> **PAGE EXTRACT**
Colorado had plenty of returning players (they graduated only 11 seniors, returned 50 letterman and 17 starters) and were ranked in the Top 25 in 4 pre-season polls. They were also picked to win the Big 12 North in 9 rankings.

QB Joel Klatt had a solid lock on his starting position. But there was uncertainty of who would be the starting RB, through TB Lawrence Vickers had the inside chance and main competition from Hugh Charles. The shining part of the team was Special Teams, with kicker Mason Crosby and punter John Torp. Other notable returners on offense were tight ends Joe Klopfenstein and Quinn Sypniewski, wide receiver Evan Judge, and most of the offensive line: Brian Daniels, Jr.; Mark Fenton, Clint O'Neal and Gary Moore.

Defense was also solid with few key losses and most returning: (line) James Garee, Alex Ligon, Vaka Manupuna; (linebackers) Thaddaeus Washington, Jordon Dizon, Akarika Dawn, Brian Iwuh; (backs) Terrence Wheatley, Lorenzo Sims, Tyrone Henderson, Dominique Brooks.

===Preseason awards===
- PK Mason Crosby (All American, Lou Groza Award)
- P John Torp (Ray Guy Award)
- DE Tom Hubbard (Ronnie Lott Trophy)
- C Mark Fenton (Dave Rimington Award)

> **INPUT DATA**
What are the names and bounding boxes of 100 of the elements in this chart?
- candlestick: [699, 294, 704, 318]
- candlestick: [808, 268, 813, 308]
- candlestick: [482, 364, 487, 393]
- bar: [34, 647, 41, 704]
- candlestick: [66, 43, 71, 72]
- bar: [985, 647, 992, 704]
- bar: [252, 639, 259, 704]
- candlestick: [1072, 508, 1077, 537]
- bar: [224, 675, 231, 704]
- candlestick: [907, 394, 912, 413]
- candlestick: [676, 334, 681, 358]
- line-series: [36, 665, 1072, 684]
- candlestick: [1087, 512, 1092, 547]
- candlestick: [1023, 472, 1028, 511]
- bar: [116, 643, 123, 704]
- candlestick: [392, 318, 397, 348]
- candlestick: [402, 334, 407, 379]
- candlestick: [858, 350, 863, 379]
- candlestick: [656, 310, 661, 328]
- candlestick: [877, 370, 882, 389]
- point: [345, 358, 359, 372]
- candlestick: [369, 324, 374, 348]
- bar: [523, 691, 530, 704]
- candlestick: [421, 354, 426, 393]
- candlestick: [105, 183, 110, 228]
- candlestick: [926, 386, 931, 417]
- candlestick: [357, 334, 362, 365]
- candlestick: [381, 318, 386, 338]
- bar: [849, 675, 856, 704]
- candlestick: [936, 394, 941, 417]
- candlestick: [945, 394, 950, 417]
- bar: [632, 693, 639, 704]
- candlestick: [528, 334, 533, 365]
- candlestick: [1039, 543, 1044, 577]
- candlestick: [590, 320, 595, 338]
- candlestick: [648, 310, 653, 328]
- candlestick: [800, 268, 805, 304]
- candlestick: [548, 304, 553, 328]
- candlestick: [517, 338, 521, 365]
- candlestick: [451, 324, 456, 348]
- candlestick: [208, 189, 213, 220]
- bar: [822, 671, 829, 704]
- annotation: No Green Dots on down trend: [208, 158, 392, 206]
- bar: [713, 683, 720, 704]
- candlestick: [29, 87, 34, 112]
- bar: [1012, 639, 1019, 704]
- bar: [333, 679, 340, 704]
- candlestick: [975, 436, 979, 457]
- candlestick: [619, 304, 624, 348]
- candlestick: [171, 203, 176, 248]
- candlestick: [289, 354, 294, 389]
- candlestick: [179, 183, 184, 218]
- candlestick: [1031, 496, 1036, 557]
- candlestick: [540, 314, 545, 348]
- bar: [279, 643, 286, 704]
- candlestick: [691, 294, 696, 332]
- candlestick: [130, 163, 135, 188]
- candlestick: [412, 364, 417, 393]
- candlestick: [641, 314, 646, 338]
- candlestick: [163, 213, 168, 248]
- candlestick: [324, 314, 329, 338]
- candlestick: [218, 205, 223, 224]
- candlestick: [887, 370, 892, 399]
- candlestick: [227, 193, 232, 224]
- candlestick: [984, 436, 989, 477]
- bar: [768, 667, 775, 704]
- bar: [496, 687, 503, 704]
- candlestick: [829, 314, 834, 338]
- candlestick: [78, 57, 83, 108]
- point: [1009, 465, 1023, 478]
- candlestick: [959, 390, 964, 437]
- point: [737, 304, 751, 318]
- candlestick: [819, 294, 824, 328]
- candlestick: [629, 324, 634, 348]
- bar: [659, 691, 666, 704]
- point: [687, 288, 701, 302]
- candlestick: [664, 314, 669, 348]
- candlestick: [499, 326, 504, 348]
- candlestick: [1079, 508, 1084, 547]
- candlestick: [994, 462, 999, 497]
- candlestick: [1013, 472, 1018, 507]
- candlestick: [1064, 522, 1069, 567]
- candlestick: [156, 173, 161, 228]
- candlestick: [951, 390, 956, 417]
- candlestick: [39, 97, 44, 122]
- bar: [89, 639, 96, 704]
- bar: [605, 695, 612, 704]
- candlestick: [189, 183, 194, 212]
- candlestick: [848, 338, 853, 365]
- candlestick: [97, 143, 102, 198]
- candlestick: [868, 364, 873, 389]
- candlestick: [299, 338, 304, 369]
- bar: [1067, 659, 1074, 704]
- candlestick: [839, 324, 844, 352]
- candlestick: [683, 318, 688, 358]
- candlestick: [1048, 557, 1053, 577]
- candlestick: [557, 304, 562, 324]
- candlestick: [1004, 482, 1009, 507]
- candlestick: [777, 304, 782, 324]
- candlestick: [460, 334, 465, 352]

> **ASSIGNED TASK 1**
In the Colorado football preseason overview, which preseason award is listed for center Mark Fenton?
> **ASSIGNED TASK 2**
Summarize the Colorado football preseason overview in two sentences.
> **ASSIGNED TASK 3**
Resume the Colorado football preseason overview from its final line.

> **REPLY 1**
The Dave Rimington Award.

> **REPLY 2**
Colorado returned 50 lettermen and 17 starters, was ranked in the Top 25 in four preseason polls, and was picked to win the Big 12 North in nine rankings. Quarterback Joel Klatt had a solid lock on the starting job, special teams were led by kicker Mason Crosby and punter John Torp, and the offense and defense both brought back many notable players.

> **REPLY 3**
==Season summary==
Although Colorado won the Big 12 North, they back-doored their way in because they lost their two final conference games and needed Iowa State to lose their final game in order to win. Iowa State missed a field goal in OT and thus, Colorado won the Big 12 Conference North Division Title. In the Big 12 Conference Title game, Joel Klatt suffered a concussion and was taken to a hospital. His career at Colorado was then over, as he sat out the bowl game. The key game of the season was Colorado's game against Iowa State. Colorado was leading the game into the fourth quarter, but gave up two touchdowns late in the game to go on and lose. It seemed their spirit was broken as they never pulled it together after that and were never really in any game they played afterwards.

They also ended up setting the school records for most penalties in a season with 123 (since 1996) and most penalty yards in a season with 1084 yards. They were the most penalized team in NCAA Division I-A and 116th (of 117 teams) in penalty yards per game with 83.38 (Texas Tech was 117th with 83.42). They had 35 flags thrown in the last four games of the season which helped with their downfall. Penalties often came at bad times to stop a drive or assist an opponent's drive just when they needed it.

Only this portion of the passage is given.